**Your goal:**
Your task is to gather the lines below that hold the string "Gesamtkilometerzähler".

[Collection entries]

==========

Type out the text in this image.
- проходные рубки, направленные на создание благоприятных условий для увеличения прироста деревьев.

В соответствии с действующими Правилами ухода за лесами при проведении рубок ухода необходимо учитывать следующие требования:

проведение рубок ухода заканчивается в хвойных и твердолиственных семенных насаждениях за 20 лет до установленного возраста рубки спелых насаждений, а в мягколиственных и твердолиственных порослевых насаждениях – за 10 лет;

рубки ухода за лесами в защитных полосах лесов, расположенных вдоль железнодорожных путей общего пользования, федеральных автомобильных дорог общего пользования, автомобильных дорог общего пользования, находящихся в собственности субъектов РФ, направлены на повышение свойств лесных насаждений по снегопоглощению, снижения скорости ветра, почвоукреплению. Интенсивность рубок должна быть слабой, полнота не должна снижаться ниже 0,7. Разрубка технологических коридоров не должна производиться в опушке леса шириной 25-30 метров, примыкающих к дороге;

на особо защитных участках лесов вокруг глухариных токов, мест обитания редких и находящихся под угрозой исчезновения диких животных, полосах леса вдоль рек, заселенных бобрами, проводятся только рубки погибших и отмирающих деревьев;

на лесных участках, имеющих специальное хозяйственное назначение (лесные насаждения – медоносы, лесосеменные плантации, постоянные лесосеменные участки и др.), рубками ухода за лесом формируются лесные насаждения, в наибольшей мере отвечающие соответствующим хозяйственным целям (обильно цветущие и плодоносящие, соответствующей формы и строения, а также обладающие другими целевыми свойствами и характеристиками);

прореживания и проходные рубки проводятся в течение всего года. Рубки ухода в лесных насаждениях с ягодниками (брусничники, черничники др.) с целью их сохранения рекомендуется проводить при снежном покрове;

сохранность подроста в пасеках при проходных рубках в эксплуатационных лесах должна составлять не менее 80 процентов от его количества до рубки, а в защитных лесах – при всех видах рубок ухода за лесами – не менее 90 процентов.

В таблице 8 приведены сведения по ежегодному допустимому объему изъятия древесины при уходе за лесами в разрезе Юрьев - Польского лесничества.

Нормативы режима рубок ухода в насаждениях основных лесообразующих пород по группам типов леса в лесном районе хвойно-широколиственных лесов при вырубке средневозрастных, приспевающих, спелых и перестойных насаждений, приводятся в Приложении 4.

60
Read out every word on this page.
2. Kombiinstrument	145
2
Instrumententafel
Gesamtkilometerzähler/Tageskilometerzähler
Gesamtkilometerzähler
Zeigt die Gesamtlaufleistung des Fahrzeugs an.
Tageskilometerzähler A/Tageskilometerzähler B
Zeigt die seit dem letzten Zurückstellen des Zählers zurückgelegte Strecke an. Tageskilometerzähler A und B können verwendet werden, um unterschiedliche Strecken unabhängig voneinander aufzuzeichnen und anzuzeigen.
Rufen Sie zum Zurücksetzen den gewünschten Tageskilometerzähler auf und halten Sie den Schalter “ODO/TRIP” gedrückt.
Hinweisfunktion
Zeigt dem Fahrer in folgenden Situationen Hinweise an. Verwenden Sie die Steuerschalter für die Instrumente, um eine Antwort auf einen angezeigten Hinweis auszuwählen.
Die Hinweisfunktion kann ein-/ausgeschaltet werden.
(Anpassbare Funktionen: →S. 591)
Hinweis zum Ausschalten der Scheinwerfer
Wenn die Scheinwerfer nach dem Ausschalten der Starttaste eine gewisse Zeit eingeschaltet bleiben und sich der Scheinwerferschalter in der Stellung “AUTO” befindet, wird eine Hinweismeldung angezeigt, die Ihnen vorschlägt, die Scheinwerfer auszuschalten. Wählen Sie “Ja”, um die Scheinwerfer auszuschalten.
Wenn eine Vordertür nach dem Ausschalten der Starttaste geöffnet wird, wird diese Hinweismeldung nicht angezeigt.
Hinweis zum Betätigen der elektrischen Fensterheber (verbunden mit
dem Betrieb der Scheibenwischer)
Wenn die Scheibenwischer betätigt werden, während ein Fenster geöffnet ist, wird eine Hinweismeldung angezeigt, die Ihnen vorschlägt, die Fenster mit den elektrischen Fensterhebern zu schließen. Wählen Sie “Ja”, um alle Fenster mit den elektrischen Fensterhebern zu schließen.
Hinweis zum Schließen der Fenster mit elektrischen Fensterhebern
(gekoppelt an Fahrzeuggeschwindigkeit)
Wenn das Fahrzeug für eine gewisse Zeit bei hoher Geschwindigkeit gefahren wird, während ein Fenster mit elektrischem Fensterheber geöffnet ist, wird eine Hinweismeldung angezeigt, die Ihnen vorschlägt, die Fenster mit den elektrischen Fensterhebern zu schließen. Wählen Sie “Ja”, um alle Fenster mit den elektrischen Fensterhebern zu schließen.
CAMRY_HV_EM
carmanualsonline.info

==========

**Result:**
Gesamtkilometerzähler/Tageskilometerzähler
Gesamtkilometerzähler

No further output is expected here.